++++ READING PASSAGE

Danehy

In Chris Limberis' name, a student journalist will get some college help

The atom bomb that was dropped on Hiroshima was referred to as a uranium-gun type. It consisted of a round plug (or bullet) of enriched U-235 that was fired down a long barrel toward a washer-shaped array that consisted of concentric rings, also made of U-235. The instant the bullet arrived in the opening at the center of the washer, the suddenly solid disc achieved critical mass, initiating a chain reaction.

Operating on principles derived from Enrico Fermi's team that was working with an atomic pile under the tennis courts at the University of Chicago, the scientists at Los Alamos, N.M., were so certain of their gun-type design that they didn't even think it was necessary to test it. (The bomb that was tested at Alamogordo, N.M., and the Fat Man device that was dropped on Nagasaki were both of the implosion variety, much more complex and with higher destructive yields.)

++++++++

**ABOUT THIS TASK:**
Decide whether each statement below agrees with the passage on the Hiroshima bomb. Answer yes or no for each, and quote the words from the passage that decide it.
1. The Hiroshima bomb fired a plug of enriched U-235 down a barrel.
2. The gun-type design was tested at Alamogordo before it was used.
3. Enrico Fermi's team worked with an atomic pile under the tennis courts at the University of Chicago.

++++ DATA EXTRACTS

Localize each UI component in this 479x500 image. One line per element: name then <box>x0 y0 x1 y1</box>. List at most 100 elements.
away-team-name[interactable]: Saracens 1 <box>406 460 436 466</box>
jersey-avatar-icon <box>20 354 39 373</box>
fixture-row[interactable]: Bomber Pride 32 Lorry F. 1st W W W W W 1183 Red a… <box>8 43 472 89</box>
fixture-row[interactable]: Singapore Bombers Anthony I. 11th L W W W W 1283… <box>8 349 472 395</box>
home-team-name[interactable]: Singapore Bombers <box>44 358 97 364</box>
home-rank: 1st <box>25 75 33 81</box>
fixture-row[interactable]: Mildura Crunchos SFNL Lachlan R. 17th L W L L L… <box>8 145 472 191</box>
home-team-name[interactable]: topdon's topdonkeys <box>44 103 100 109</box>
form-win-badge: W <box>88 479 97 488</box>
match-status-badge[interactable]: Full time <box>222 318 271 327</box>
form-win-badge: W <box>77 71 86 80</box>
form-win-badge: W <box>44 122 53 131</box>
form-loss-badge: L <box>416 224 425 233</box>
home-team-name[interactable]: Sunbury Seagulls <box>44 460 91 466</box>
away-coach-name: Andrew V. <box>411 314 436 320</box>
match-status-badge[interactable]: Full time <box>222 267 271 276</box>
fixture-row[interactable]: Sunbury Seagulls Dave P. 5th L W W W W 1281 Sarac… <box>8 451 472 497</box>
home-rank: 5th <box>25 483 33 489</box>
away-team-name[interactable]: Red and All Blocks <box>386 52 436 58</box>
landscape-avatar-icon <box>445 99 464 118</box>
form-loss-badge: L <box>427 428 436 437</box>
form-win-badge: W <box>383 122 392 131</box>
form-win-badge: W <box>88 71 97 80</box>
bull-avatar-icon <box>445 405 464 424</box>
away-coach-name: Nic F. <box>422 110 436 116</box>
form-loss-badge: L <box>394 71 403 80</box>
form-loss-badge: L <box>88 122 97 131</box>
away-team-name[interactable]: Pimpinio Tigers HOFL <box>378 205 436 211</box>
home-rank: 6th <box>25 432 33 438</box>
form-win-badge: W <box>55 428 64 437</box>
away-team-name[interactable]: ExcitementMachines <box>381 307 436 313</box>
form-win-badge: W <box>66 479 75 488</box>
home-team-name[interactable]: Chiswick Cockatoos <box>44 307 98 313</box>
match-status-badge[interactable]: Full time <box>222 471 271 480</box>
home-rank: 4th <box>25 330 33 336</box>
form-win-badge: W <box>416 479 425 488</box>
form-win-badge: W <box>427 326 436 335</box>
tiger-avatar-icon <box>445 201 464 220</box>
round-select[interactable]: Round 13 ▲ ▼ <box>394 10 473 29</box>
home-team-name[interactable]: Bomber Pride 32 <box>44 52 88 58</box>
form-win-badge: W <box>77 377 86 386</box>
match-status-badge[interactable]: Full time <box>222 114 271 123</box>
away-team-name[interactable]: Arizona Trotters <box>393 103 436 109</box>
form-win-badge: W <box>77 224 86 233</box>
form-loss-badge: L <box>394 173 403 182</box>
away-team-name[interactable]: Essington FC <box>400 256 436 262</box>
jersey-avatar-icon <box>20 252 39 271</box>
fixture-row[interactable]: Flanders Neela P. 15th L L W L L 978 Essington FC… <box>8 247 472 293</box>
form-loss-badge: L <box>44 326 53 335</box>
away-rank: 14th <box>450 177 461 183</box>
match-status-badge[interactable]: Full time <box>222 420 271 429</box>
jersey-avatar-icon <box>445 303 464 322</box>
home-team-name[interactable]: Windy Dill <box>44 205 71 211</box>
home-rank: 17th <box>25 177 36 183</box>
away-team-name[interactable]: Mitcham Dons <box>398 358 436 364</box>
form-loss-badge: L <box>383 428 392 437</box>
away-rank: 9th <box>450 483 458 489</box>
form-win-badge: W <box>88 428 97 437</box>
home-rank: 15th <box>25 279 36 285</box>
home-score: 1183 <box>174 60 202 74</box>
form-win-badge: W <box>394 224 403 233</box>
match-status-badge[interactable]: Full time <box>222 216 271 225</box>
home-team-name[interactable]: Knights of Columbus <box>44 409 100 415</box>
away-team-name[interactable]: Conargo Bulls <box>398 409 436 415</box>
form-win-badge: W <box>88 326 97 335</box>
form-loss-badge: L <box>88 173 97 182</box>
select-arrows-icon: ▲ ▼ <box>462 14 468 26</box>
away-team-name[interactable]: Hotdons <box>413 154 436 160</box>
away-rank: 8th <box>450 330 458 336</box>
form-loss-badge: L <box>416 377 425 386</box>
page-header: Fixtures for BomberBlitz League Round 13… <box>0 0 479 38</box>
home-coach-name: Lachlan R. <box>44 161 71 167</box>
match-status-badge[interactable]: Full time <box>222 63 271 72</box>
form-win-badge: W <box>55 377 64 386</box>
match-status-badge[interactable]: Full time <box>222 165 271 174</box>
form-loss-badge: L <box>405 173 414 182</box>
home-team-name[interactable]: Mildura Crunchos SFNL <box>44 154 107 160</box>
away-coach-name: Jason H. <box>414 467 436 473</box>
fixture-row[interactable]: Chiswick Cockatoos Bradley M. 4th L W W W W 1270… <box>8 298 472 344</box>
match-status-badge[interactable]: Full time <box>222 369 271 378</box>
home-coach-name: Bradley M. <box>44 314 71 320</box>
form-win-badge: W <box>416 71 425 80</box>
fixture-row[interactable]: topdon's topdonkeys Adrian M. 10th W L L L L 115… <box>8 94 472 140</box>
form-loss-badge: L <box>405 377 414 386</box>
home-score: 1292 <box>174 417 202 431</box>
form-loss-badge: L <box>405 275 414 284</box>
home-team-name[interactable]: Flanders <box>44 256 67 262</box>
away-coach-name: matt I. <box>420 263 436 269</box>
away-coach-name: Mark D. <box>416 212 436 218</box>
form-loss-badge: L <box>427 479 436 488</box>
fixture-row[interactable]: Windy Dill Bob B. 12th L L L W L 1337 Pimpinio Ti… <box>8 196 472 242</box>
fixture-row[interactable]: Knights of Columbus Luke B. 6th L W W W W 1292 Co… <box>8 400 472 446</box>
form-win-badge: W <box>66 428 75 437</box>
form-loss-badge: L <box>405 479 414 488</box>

++++++++

**ANSWER BOX:**
1. Yes: "It consisted of a round plug (or bullet) of enriched U-235 that was fired down a long barrel toward a washer-shaped array"
2. No: "they didn't even think it was necessary to test it. (The bomb that was tested at Alamogordo, N.M., and the Fat Man device that was dropped on Nagasaki were both of the implosion variety"
3. Yes: "Enrico Fermi's team that was working with an atomic pile under the tennis courts at the University of Chicago"